■ **REQUIRED TASK**:
Pull each line holding the word "ингредиенты" from the data.

■ **THE INPUT**:

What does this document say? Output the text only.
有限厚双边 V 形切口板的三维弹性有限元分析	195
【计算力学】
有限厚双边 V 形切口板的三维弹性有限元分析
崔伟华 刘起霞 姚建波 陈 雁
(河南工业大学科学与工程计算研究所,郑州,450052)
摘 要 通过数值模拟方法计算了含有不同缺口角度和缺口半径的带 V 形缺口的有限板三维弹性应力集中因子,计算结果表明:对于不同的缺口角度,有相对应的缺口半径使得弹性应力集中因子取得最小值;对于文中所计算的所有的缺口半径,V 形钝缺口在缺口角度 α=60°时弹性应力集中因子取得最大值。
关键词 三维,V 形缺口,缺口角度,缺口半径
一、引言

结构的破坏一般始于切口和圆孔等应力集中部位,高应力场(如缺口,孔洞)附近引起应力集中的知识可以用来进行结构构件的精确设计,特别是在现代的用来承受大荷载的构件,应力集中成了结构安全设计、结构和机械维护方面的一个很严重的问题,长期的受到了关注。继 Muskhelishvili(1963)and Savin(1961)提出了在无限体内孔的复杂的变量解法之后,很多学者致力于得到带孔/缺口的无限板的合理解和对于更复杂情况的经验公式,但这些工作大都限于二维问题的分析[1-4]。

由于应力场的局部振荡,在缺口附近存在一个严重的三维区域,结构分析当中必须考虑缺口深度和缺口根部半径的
==
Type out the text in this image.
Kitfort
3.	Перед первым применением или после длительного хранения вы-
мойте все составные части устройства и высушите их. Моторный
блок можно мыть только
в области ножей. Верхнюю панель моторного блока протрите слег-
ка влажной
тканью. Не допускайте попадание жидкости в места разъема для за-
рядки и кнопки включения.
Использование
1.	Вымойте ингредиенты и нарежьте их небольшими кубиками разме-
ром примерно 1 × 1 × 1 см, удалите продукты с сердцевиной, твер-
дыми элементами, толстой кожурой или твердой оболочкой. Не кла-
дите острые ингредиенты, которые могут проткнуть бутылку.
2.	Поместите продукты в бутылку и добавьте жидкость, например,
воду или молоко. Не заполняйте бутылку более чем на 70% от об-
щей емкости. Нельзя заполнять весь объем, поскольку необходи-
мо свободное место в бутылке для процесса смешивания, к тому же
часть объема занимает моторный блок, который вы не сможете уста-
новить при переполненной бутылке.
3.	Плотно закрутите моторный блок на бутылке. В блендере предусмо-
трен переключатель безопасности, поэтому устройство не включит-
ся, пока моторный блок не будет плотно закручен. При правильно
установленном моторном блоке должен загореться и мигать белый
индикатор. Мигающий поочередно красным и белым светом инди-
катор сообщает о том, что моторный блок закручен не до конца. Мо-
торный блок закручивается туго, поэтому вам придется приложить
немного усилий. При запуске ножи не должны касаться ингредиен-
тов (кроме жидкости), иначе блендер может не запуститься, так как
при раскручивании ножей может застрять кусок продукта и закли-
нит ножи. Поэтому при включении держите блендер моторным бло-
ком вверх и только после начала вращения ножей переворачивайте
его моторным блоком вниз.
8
==
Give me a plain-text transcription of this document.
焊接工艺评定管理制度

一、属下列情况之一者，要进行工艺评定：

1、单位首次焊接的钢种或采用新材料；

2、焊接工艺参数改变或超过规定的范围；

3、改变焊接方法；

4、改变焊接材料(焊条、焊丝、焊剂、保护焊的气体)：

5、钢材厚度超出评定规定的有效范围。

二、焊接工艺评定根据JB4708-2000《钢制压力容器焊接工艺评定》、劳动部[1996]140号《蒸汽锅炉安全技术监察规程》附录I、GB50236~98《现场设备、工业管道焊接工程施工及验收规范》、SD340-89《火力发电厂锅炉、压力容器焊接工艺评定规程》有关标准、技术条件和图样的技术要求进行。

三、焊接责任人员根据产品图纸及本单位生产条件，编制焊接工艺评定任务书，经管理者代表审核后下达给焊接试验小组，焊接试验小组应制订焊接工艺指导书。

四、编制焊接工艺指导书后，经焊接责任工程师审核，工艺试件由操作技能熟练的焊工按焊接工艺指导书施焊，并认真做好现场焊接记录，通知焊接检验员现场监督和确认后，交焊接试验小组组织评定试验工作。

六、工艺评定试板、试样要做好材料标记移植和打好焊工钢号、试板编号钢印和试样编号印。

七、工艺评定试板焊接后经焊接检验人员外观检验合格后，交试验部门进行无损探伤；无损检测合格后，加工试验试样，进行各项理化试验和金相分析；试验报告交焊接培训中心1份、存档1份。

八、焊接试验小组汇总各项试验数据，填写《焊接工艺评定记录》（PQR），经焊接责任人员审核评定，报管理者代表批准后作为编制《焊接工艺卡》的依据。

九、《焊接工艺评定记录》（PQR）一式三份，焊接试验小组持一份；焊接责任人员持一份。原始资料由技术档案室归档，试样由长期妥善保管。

■ **TASK RESPONSE**:
1.	Вымойте ингредиенты и нарежьте их небольшими кубиками разме-
дите острые ингредиенты, которые могут проткнуть бутылку.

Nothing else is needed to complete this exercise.